--- TASK ---
Reproduce each line from the records that holds "symbol".
== == ==
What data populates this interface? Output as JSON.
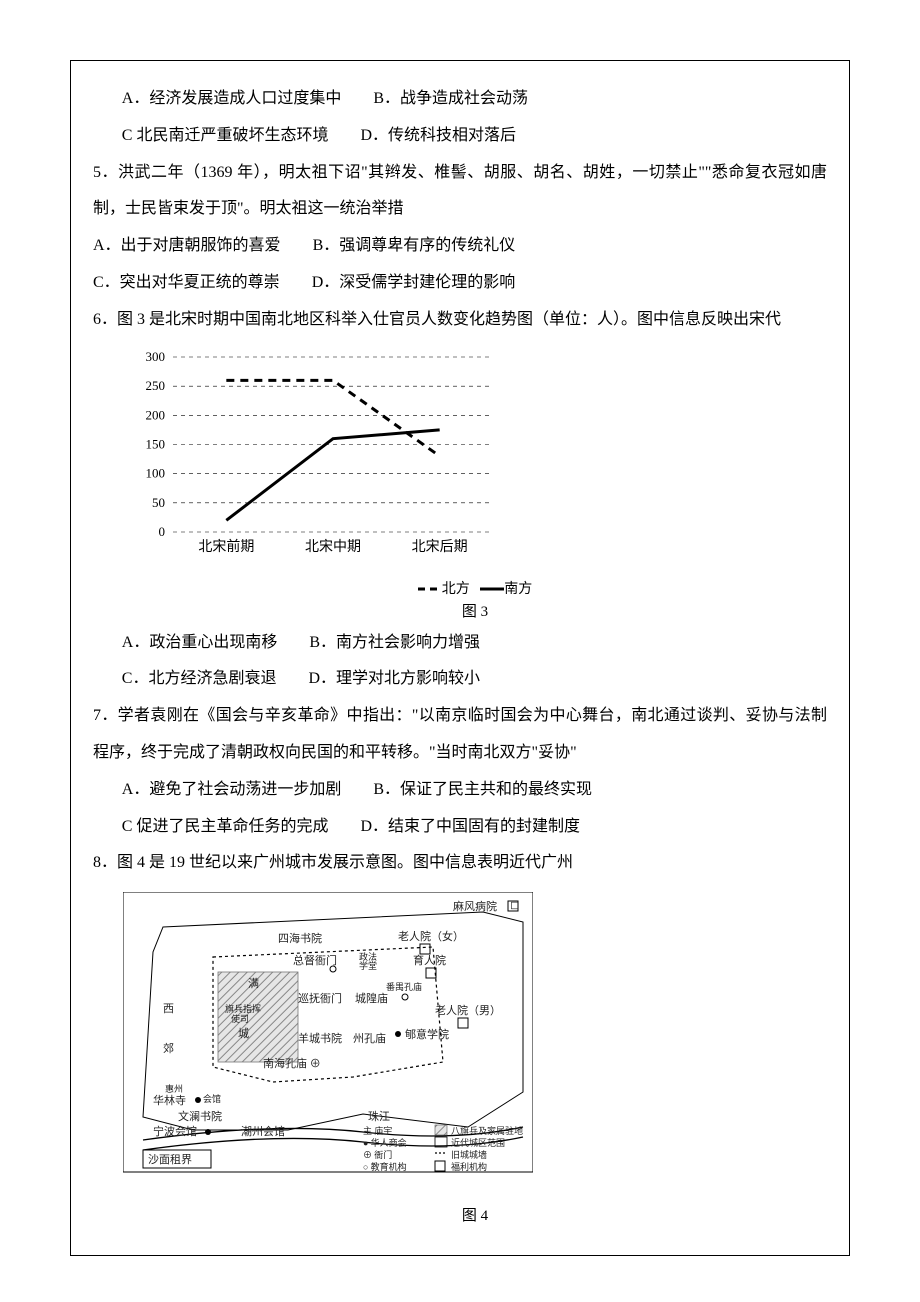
{
  "q4_tail": {
    "A": "A．经济发展造成人口过度集中",
    "B": "B．战争造成社会动荡",
    "C": "C 北民南迁严重破坏生态环境",
    "D": "D．传统科技相对落后"
  },
  "q5": {
    "stem": "5．洪武二年（1369 年），明太祖下诏\"其辫发、椎髻、胡服、胡名、胡姓，一切禁止\"\"悉命复衣冠如唐制，士民皆束发于顶\"。明太祖这一统治举措",
    "A": "A．出于对唐朝服饰的喜爱",
    "B": "B．强调尊卑有序的传统礼仪",
    "C": "C．突出对华夏正统的尊崇",
    "D": "D．深受儒学封建伦理的影响"
  },
  "q6": {
    "stem": "6．图 3 是北宋时期中国南北地区科举入仕官员人数变化趋势图（单位：人）。图中信息反映出宋代",
    "caption": "图 3",
    "A": "A．政治重心出现南移",
    "B": "B．南方社会影响力增强",
    "C": "C．北方经济急剧衰退",
    "D": "D．理学对北方影响较小",
    "chart": {
      "type": "line",
      "x_categories": [
        "北宋前期",
        "北宋中期",
        "北宋后期"
      ],
      "series": [
        {
          "name": "北方",
          "style": "dash",
          "values": [
            260,
            260,
            130
          ],
          "color": "#000000"
        },
        {
          "name": "南方",
          "style": "solid",
          "values": [
            20,
            160,
            175
          ],
          "color": "#000000"
        }
      ],
      "ylim": [
        0,
        300
      ],
      "ytick_step": 50,
      "grid_color": "#000000",
      "background": "#ffffff",
      "legend_items": [
        "--北方",
        "—南方"
      ]
    }
  },
  "q7": {
    "stem": "7．学者袁刚在《国会与辛亥革命》中指出：\"以南京临时国会为中心舞台，南北通过谈判、妥协与法制程序，终于完成了清朝政权向民国的和平转移。\"当时南北双方\"妥协\"",
    "A": "A．避免了社会动荡进一步加剧",
    "B": "B．保证了民主共和的最终实现",
    "C": "C 促进了民主革命任务的完成",
    "D": "D．结束了中国固有的封建制度"
  },
  "q8": {
    "stem": "8．图 4 是 19 世纪以来广州城市发展示意图。图中信息表明近代广州",
    "caption": "图 4",
    "map": {
      "legend": [
        {
          "symbol": "主",
          "label": "庙宇"
        },
        {
          "symbol": "●",
          "label": "华人商会"
        },
        {
          "symbol": "⊕",
          "label": "衙门"
        },
        {
          "symbol": "○",
          "label": "教育机构"
        },
        {
          "symbol": "▨",
          "label": "八旗兵及家属驻地"
        },
        {
          "symbol": "□",
          "label": "近代城区范围"
        },
        {
          "symbol": "┅",
          "label": "旧城城墙"
        },
        {
          "symbol": "匚",
          "label": "福利机构"
        }
      ],
      "places": [
        "麻风病院",
        "四海书院",
        "老人院（女）",
        "总督衙门",
        "政法学堂",
        "育人院",
        "满",
        "旗兵指挥使司",
        "巡抚衙门",
        "城隍庙",
        "番禺孔庙",
        "老人院（男）",
        "西",
        "城",
        "羊城书院",
        "州孔庙",
        "郇意学院",
        "西郊",
        "郊",
        "南海孔庙 ⊕",
        "惠州会馆",
        "华林寺",
        "文澜书院",
        "宁波会馆",
        "潮州会馆",
        "珠江",
        "沙面租界"
      ]
    }
  }
}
== == ==
--- OUTPUT FOR THIS TASK ---
          "symbol": "主",
          "symbol": "●",
          "symbol": "⊕",
          "symbol": "○",
          "symbol": "▨",
          "symbol": "□",
          "symbol": "┅",
          "symbol": "匚",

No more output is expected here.